## [Provided entries]
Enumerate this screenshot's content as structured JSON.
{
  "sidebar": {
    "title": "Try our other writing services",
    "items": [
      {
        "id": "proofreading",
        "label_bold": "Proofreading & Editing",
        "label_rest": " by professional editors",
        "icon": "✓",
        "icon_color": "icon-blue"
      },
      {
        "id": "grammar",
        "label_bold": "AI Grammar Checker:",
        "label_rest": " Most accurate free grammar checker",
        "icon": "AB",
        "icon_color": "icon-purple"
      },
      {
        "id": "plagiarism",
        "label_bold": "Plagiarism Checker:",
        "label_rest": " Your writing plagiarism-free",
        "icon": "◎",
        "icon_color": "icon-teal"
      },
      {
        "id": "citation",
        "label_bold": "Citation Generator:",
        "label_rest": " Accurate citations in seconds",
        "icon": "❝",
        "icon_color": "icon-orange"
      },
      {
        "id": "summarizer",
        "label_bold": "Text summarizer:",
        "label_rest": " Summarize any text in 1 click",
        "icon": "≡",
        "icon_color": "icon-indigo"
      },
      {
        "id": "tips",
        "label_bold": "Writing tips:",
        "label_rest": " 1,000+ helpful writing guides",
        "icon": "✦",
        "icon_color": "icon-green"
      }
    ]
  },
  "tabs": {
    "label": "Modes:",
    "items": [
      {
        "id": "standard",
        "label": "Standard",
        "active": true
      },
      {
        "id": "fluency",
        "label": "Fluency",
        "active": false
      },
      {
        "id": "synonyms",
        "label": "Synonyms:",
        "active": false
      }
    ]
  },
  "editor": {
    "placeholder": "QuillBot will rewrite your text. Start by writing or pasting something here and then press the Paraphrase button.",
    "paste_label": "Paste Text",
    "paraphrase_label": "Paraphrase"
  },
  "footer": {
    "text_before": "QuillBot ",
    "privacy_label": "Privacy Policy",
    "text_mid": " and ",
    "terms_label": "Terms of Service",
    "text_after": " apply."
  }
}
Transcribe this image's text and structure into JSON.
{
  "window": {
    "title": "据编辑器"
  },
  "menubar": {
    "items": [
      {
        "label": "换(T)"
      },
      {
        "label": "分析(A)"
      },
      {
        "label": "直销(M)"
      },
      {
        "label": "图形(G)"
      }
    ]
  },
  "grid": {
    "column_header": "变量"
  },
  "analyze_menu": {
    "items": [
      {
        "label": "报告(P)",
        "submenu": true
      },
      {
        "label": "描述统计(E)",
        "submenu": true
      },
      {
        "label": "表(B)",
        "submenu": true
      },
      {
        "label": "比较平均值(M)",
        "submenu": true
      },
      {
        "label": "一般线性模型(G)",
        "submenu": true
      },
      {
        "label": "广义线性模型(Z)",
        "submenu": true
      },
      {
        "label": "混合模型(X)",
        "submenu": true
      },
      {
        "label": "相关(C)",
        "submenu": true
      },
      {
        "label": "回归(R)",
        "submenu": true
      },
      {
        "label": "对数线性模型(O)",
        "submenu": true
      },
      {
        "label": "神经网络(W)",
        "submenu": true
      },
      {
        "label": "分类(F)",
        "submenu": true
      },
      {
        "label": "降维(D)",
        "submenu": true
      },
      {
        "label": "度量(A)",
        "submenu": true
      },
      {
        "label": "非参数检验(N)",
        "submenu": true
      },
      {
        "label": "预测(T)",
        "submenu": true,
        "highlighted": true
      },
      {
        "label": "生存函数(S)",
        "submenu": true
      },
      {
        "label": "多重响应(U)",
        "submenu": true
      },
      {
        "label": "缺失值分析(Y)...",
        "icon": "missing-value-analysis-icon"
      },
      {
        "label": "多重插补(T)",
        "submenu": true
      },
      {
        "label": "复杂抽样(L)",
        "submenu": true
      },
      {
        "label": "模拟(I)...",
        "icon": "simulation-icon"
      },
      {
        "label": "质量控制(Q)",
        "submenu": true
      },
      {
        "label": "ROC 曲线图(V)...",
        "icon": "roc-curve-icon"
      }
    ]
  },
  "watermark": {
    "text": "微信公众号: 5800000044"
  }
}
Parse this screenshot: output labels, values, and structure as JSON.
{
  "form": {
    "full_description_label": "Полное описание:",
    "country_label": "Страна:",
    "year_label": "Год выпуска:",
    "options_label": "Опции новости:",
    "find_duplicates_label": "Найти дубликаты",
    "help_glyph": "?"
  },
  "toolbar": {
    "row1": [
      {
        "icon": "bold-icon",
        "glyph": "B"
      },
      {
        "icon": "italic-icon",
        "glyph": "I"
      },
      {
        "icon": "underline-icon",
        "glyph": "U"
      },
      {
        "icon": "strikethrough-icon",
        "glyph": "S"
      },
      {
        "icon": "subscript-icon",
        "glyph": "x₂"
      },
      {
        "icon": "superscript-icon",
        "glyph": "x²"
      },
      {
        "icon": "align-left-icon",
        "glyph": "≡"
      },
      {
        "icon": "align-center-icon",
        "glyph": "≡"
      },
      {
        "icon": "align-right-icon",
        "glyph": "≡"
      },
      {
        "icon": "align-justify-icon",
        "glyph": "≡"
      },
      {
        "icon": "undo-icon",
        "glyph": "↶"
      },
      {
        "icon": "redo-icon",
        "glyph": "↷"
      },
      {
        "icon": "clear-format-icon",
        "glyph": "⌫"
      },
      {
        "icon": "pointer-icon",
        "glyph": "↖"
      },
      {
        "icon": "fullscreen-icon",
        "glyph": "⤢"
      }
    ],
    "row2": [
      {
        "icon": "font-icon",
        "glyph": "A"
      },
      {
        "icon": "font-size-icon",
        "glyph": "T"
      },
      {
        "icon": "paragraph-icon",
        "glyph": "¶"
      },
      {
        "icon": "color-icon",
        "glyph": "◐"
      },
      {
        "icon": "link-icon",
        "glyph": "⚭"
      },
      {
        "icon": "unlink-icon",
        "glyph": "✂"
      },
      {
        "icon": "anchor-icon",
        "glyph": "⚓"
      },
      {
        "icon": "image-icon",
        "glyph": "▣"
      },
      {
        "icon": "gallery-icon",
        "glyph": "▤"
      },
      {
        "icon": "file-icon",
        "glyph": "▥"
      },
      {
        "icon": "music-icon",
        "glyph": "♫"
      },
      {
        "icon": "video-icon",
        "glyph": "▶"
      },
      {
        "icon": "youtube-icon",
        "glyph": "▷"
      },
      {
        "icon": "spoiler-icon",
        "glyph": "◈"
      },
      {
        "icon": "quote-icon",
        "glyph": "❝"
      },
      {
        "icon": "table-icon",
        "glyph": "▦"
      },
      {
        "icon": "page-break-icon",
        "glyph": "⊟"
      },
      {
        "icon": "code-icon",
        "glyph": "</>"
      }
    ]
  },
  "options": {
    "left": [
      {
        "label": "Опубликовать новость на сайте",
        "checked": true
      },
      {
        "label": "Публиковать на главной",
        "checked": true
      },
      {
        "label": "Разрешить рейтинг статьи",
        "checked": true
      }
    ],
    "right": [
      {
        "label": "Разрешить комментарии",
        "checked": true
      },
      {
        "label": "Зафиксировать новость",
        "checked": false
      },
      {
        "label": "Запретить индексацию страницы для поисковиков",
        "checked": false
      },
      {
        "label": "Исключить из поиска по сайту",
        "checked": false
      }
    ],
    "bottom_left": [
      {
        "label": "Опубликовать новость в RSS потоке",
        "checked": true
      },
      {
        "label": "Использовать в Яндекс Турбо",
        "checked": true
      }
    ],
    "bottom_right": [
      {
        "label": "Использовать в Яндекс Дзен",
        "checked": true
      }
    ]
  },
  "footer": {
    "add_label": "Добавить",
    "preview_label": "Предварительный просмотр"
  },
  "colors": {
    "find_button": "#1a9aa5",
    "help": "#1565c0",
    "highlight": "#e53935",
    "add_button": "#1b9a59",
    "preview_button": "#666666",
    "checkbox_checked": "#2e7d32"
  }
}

## [Exercise prompt]
From the listing above, collect every line that mentions the word "summarizer".

## [Complete answer]
        "id": "summarizer",
        "label_bold": "Text summarizer:",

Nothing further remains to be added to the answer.